(Dataset items)
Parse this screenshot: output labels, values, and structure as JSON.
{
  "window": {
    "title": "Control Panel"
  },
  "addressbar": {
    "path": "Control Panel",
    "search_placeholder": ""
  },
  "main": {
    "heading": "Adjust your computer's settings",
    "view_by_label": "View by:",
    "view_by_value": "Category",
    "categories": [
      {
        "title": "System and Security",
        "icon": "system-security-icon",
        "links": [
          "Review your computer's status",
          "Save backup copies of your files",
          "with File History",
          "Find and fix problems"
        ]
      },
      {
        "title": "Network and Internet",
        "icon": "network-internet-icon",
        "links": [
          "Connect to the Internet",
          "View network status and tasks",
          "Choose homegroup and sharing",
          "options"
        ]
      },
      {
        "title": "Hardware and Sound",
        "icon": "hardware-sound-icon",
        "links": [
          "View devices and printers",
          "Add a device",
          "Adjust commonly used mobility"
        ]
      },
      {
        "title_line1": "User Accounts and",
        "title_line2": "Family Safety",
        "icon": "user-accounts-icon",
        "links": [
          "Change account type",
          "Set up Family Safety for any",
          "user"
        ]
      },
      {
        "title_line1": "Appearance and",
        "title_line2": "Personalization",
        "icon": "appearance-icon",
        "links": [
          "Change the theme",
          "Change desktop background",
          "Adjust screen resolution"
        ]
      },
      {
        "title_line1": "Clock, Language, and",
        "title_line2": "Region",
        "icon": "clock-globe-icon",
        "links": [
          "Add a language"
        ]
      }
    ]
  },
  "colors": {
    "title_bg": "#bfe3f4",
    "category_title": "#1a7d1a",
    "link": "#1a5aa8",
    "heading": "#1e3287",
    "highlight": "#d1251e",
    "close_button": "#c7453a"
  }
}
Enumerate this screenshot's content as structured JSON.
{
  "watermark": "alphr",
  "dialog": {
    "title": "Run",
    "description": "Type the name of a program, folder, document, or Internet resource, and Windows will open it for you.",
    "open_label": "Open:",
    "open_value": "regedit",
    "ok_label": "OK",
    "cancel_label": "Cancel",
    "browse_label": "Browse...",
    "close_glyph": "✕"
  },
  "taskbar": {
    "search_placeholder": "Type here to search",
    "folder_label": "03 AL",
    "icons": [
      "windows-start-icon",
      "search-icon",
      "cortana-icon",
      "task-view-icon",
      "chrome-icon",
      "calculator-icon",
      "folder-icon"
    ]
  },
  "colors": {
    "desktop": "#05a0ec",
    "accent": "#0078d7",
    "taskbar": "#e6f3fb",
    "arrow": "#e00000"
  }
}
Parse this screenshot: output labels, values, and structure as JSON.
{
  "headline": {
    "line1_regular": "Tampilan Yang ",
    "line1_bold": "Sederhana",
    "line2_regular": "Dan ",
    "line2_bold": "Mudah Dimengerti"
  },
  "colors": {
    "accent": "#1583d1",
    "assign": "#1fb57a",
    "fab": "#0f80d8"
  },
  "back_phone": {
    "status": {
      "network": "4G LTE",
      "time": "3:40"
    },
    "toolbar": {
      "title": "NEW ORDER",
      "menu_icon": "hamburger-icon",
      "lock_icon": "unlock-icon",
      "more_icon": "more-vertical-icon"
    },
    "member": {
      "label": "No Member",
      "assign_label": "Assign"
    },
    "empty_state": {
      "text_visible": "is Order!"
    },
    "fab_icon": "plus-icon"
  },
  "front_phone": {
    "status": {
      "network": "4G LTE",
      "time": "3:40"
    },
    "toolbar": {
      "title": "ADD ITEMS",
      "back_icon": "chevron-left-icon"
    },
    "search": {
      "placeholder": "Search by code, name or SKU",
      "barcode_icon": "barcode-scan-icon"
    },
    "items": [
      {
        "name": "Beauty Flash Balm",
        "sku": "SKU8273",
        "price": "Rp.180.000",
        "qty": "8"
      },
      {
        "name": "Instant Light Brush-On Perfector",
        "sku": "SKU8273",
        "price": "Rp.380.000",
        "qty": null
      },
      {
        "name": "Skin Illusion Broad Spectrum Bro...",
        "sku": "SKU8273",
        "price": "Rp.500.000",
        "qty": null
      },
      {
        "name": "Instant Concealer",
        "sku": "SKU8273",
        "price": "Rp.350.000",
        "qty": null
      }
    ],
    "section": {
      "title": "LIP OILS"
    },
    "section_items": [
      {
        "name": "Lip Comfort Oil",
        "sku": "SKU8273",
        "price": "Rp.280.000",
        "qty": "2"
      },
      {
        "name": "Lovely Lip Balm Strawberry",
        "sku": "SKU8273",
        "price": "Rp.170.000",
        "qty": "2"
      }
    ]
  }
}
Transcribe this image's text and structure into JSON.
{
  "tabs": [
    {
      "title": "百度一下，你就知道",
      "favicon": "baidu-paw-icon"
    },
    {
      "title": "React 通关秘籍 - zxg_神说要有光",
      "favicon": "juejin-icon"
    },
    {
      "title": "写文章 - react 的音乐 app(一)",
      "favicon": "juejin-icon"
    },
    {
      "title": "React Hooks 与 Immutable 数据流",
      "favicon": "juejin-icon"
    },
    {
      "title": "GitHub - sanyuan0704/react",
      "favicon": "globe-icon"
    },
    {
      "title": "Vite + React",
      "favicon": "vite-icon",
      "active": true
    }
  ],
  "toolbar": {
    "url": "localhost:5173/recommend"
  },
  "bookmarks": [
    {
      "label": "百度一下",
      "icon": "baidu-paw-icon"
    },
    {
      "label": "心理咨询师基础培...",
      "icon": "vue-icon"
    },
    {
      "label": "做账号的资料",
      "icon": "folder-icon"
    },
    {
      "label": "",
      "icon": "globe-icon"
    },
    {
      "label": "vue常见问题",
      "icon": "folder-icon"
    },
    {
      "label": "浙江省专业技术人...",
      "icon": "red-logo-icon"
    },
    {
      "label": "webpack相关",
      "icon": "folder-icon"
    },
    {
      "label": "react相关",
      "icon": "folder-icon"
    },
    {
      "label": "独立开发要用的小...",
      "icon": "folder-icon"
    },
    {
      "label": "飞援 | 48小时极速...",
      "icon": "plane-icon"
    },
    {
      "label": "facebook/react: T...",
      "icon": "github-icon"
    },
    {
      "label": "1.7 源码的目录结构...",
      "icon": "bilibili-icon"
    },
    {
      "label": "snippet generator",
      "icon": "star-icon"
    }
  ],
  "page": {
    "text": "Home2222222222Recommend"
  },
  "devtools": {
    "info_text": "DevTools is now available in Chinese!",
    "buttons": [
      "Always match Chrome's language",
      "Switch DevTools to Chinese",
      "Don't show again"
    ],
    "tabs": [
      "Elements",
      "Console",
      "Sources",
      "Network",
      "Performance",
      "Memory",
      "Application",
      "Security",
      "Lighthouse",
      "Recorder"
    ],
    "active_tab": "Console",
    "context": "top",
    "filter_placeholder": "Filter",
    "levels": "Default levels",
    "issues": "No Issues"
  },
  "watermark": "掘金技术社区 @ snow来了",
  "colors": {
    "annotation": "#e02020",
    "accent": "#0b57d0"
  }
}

*Given instruction:* Show each line of the listing that holds the string "Instant".

*Correct output:*
        "name": "Instant Light Brush-On Perfector",
        "name": "Instant Concealer",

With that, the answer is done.